What you should do: Determine how many lines contain the string "mínima", then reply with that figure only.

Input material:
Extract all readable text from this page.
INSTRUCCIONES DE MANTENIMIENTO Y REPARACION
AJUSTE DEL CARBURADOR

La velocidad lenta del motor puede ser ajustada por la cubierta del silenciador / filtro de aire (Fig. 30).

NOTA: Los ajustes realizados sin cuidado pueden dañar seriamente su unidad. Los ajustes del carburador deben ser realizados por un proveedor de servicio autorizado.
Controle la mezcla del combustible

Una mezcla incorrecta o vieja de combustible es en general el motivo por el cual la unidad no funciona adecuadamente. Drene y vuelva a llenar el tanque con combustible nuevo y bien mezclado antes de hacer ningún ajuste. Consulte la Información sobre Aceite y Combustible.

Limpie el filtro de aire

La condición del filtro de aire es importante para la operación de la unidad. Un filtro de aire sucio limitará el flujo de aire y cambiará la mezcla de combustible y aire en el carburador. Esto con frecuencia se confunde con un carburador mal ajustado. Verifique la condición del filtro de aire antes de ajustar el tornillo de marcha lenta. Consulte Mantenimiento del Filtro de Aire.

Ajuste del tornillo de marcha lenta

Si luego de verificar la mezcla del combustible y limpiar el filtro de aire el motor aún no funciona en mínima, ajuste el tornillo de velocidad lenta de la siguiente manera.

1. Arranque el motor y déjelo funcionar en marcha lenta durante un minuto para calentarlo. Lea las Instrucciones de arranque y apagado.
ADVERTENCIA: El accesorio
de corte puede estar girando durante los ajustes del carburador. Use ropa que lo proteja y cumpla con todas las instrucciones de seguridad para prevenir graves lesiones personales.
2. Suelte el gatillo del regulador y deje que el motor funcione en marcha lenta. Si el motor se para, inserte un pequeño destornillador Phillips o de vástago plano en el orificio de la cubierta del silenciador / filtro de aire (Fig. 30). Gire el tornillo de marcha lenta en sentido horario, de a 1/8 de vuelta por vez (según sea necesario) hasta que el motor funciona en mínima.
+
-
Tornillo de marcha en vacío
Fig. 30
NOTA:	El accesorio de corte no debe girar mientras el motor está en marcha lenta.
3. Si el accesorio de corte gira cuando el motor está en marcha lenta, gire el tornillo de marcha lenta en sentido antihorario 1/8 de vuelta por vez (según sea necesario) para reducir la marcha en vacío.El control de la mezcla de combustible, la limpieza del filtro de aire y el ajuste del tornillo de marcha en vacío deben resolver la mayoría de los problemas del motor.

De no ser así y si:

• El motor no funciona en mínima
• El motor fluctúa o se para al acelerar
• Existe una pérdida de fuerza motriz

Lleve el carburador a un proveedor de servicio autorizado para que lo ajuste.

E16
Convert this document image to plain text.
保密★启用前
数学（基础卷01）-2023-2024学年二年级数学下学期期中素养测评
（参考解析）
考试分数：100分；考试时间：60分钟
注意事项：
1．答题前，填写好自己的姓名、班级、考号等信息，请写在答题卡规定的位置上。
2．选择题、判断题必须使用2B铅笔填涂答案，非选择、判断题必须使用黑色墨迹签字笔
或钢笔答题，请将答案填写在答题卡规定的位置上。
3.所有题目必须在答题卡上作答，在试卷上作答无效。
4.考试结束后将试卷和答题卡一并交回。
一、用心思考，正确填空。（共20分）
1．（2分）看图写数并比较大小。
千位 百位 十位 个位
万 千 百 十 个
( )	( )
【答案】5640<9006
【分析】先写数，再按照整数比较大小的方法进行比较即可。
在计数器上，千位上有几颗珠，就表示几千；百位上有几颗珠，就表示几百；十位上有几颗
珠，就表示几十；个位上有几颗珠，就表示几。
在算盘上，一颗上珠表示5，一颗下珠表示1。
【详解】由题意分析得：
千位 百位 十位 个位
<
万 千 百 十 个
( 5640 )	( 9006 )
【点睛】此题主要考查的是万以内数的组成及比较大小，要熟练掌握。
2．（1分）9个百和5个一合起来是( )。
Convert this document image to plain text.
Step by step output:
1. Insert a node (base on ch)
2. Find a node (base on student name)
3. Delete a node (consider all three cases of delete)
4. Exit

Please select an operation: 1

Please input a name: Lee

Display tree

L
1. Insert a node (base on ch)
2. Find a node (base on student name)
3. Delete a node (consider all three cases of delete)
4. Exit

The response: 3